**WRITTEN EXERCISE**. Repeat, without any change, the entries presented below.

**INFORMATION SUPPLIED**.
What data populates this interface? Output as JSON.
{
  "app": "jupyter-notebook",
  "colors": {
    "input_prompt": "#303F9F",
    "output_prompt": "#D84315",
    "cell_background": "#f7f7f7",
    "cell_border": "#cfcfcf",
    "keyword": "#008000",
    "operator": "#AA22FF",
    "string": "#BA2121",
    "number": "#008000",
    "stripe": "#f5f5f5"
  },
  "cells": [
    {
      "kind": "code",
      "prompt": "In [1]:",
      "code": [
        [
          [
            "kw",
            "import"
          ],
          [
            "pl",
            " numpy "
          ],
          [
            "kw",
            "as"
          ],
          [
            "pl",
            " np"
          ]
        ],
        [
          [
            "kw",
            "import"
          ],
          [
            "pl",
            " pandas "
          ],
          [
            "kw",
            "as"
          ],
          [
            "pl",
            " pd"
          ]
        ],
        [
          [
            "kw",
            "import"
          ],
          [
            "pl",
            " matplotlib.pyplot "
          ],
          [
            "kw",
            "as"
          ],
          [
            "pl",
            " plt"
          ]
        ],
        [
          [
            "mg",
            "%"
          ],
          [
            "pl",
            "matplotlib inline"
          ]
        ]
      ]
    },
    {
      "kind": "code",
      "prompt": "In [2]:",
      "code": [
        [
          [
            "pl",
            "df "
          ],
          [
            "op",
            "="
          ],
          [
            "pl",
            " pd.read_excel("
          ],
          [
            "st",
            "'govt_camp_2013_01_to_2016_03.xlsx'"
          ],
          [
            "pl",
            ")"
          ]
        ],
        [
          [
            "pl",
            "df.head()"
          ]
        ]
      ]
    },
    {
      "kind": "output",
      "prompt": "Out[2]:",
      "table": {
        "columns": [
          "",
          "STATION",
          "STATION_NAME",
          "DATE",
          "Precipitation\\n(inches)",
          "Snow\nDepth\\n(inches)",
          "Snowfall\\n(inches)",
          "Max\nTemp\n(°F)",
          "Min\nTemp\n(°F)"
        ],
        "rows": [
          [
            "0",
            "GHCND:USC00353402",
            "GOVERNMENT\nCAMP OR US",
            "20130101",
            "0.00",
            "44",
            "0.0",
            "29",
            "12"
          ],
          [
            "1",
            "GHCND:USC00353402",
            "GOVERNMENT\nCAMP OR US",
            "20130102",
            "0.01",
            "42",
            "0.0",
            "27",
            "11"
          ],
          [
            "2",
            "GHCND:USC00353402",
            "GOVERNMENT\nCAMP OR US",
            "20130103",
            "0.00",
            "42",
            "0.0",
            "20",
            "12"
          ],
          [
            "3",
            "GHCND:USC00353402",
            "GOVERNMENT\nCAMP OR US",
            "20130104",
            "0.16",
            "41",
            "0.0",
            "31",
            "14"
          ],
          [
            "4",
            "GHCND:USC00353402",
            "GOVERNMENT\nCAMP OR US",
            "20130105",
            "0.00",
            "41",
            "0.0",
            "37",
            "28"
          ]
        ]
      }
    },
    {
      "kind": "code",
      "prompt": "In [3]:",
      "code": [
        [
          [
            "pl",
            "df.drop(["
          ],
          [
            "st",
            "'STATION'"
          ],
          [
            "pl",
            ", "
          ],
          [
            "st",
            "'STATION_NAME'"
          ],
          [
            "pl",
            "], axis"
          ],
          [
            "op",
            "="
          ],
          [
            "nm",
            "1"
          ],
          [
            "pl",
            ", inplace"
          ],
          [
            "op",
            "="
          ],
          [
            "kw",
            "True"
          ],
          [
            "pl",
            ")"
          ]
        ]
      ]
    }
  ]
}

**RESULT OF THIS TASK**.
What data populates this interface? Output as JSON.
{
  "app": "jupyter-notebook",
  "colors": {
    "input_prompt": "#303F9F",
    "output_prompt": "#D84315",
    "cell_background": "#f7f7f7",
    "cell_border": "#cfcfcf",
    "keyword": "#008000",
    "operator": "#AA22FF",
    "string": "#BA2121",
    "number": "#008000",
    "stripe": "#f5f5f5"
  },
  "cells": [
    {
      "kind": "code",
      "prompt": "In [1]:",
      "code": [
        [
          [
            "kw",
            "import"
          ],
          [
            "pl",
            " numpy "
          ],
          [
            "kw",
            "as"
          ],
          [
            "pl",
            " np"
          ]
        ],
        [
          [
            "kw",
            "import"
          ],
          [
            "pl",
            " pandas "
          ],
          [
            "kw",
            "as"
          ],
          [
            "pl",
            " pd"
          ]
        ],
        [
          [
            "kw",
            "import"
          ],
          [
            "pl",
            " matplotlib.pyplot "
          ],
          [
            "kw",
            "as"
          ],
          [
            "pl",
            " plt"
          ]
        ],
        [
          [
            "mg",
            "%"
          ],
          [
            "pl",
            "matplotlib inline"
          ]
        ]
      ]
    },
    {
      "kind": "code",
      "prompt": "In [2]:",
      "code": [
        [
          [
            "pl",
            "df "
          ],
          [
            "op",
            "="
          ],
          [
            "pl",
            " pd.read_excel("
          ],
          [
            "st",
            "'govt_camp_2013_01_to_2016_03.xlsx'"
          ],
          [
            "pl",
            ")"
          ]
        ],
        [
          [
            "pl",
            "df.head()"
          ]
        ]
      ]
    },
    {
      "kind": "output",
      "prompt": "Out[2]:",
      "table": {
        "columns": [
          "",
          "STATION",
          "STATION_NAME",
          "DATE",
          "Precipitation\\n(inches)",
          "Snow\nDepth\\n(inches)",
          "Snowfall\\n(inches)",
          "Max\nTemp\n(°F)",
          "Min\nTemp\n(°F)"
        ],
        "rows": [
          [
            "0",
            "GHCND:USC00353402",
            "GOVERNMENT\nCAMP OR US",
            "20130101",
            "0.00",
            "44",
            "0.0",
            "29",
            "12"
          ],
          [
            "1",
            "GHCND:USC00353402",
            "GOVERNMENT\nCAMP OR US",
            "20130102",
            "0.01",
            "42",
            "0.0",
            "27",
            "11"
          ],
          [
            "2",
            "GHCND:USC00353402",
            "GOVERNMENT\nCAMP OR US",
            "20130103",
            "0.00",
            "42",
            "0.0",
            "20",
            "12"
          ],
          [
            "3",
            "GHCND:USC00353402",
            "GOVERNMENT\nCAMP OR US",
            "20130104",
            "0.16",
            "41",
            "0.0",
            "31",
            "14"
          ],
          [
            "4",
            "GHCND:USC00353402",
            "GOVERNMENT\nCAMP OR US",
            "20130105",
            "0.00",
            "41",
            "0.0",
            "37",
            "28"
          ]
        ]
      }
    },
    {
      "kind": "code",
      "prompt": "In [3]:",
      "code": [
        [
          [
            "pl",
            "df.drop(["
          ],
          [
            "st",
            "'STATION'"
          ],
          [
            "pl",
            ", "
          ],
          [
            "st",
            "'STATION_NAME'"
          ],
          [
            "pl",
            "], axis"
          ],
          [
            "op",
            "="
          ],
          [
            "nm",
            "1"
          ],
          [
            "pl",
            ", inplace"
          ],
          [
            "op",
            "="
          ],
          [
            "kw",
            "True"
          ],
          [
            "pl",
            ")"
          ]
        ]
      ]
    }
  ]
}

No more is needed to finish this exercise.